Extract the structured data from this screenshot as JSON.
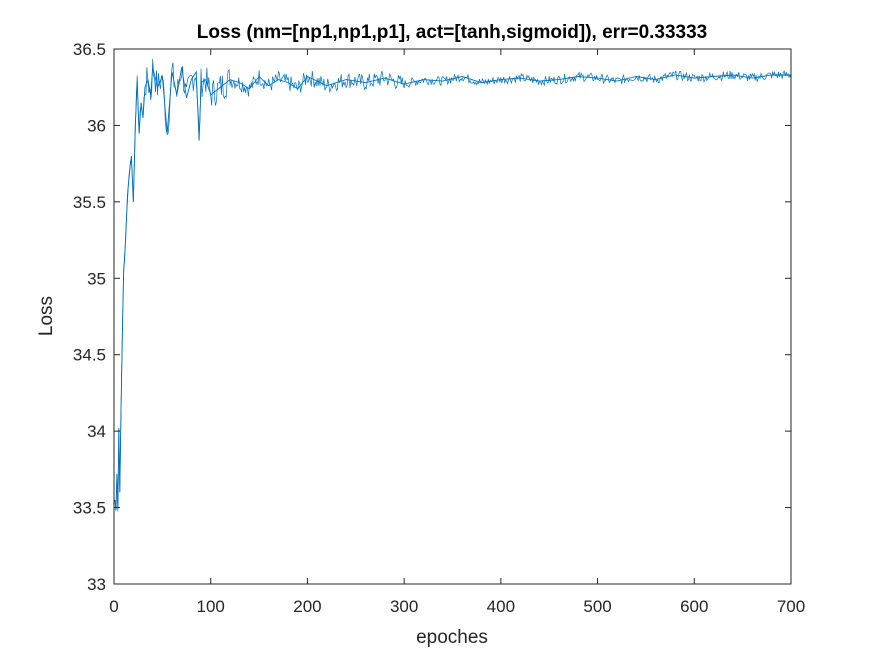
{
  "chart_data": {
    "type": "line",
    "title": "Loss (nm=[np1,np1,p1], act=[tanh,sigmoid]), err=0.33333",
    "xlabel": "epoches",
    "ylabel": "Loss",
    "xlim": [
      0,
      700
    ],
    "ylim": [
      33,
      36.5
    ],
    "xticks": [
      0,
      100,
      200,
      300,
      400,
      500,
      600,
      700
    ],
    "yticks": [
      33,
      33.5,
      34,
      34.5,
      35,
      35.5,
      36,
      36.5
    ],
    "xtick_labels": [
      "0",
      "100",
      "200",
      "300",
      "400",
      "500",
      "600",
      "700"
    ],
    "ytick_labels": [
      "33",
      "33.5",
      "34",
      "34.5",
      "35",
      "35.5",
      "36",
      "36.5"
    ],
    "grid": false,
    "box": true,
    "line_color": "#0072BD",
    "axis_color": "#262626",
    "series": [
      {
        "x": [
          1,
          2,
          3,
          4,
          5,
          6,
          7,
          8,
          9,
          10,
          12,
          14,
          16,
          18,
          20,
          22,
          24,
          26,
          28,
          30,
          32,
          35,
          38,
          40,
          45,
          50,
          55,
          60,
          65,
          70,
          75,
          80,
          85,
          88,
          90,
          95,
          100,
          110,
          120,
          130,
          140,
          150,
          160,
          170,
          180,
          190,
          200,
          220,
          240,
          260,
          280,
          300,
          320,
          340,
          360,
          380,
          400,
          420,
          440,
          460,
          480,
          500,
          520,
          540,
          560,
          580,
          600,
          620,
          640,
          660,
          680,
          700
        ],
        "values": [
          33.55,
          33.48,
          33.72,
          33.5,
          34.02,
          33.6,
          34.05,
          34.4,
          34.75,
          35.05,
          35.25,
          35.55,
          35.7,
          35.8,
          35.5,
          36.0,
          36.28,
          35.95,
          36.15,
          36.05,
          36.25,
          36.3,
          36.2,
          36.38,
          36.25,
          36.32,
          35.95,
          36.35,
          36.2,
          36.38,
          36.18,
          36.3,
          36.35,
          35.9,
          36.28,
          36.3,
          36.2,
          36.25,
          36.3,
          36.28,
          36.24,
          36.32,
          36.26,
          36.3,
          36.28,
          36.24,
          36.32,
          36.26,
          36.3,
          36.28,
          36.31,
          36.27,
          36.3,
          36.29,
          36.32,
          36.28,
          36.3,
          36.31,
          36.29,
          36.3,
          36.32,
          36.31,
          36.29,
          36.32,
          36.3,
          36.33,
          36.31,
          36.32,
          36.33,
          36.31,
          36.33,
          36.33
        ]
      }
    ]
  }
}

- _WHAT YOU WILL DO_: Your task is to return the entries above exactly, with no pictures.

- _WRITTEN REPLY_:
Extract the structured data from this screenshot as JSON.
{
  "chart_data": {
    "type": "line",
    "title": "Loss (nm=[np1,np1,p1], act=[tanh,sigmoid]), err=0.33333",
    "xlabel": "epoches",
    "ylabel": "Loss",
    "xlim": [
      0,
      700
    ],
    "ylim": [
      33,
      36.5
    ],
    "xticks": [
      0,
      100,
      200,
      300,
      400,
      500,
      600,
      700
    ],
    "yticks": [
      33,
      33.5,
      34,
      34.5,
      35,
      35.5,
      36,
      36.5
    ],
    "xtick_labels": [
      "0",
      "100",
      "200",
      "300",
      "400",
      "500",
      "600",
      "700"
    ],
    "ytick_labels": [
      "33",
      "33.5",
      "34",
      "34.5",
      "35",
      "35.5",
      "36",
      "36.5"
    ],
    "grid": false,
    "box": true,
    "line_color": "#0072BD",
    "axis_color": "#262626",
    "series": [
      {
        "x": [
          1,
          2,
          3,
          4,
          5,
          6,
          7,
          8,
          9,
          10,
          12,
          14,
          16,
          18,
          20,
          22,
          24,
          26,
          28,
          30,
          32,
          35,
          38,
          40,
          45,
          50,
          55,
          60,
          65,
          70,
          75,
          80,
          85,
          88,
          90,
          95,
          100,
          110,
          120,
          130,
          140,
          150,
          160,
          170,
          180,
          190,
          200,
          220,
          240,
          260,
          280,
          300,
          320,
          340,
          360,
          380,
          400,
          420,
          440,
          460,
          480,
          500,
          520,
          540,
          560,
          580,
          600,
          620,
          640,
          660,
          680,
          700
        ],
        "values": [
          33.55,
          33.48,
          33.72,
          33.5,
          34.02,
          33.6,
          34.05,
          34.4,
          34.75,
          35.05,
          35.25,
          35.55,
          35.7,
          35.8,
          35.5,
          36.0,
          36.28,
          35.95,
          36.15,
          36.05,
          36.25,
          36.3,
          36.2,
          36.38,
          36.25,
          36.32,
          35.95,
          36.35,
          36.2,
          36.38,
          36.18,
          36.3,
          36.35,
          35.9,
          36.28,
          36.3,
          36.2,
          36.25,
          36.3,
          36.28,
          36.24,
          36.32,
          36.26,
          36.3,
          36.28,
          36.24,
          36.32,
          36.26,
          36.3,
          36.28,
          36.31,
          36.27,
          36.3,
          36.29,
          36.32,
          36.28,
          36.3,
          36.31,
          36.29,
          36.3,
          36.32,
          36.31,
          36.29,
          36.32,
          36.3,
          36.33,
          36.31,
          36.32,
          36.33,
          36.31,
          36.33,
          36.33
        ]
      }
    ]
  }
}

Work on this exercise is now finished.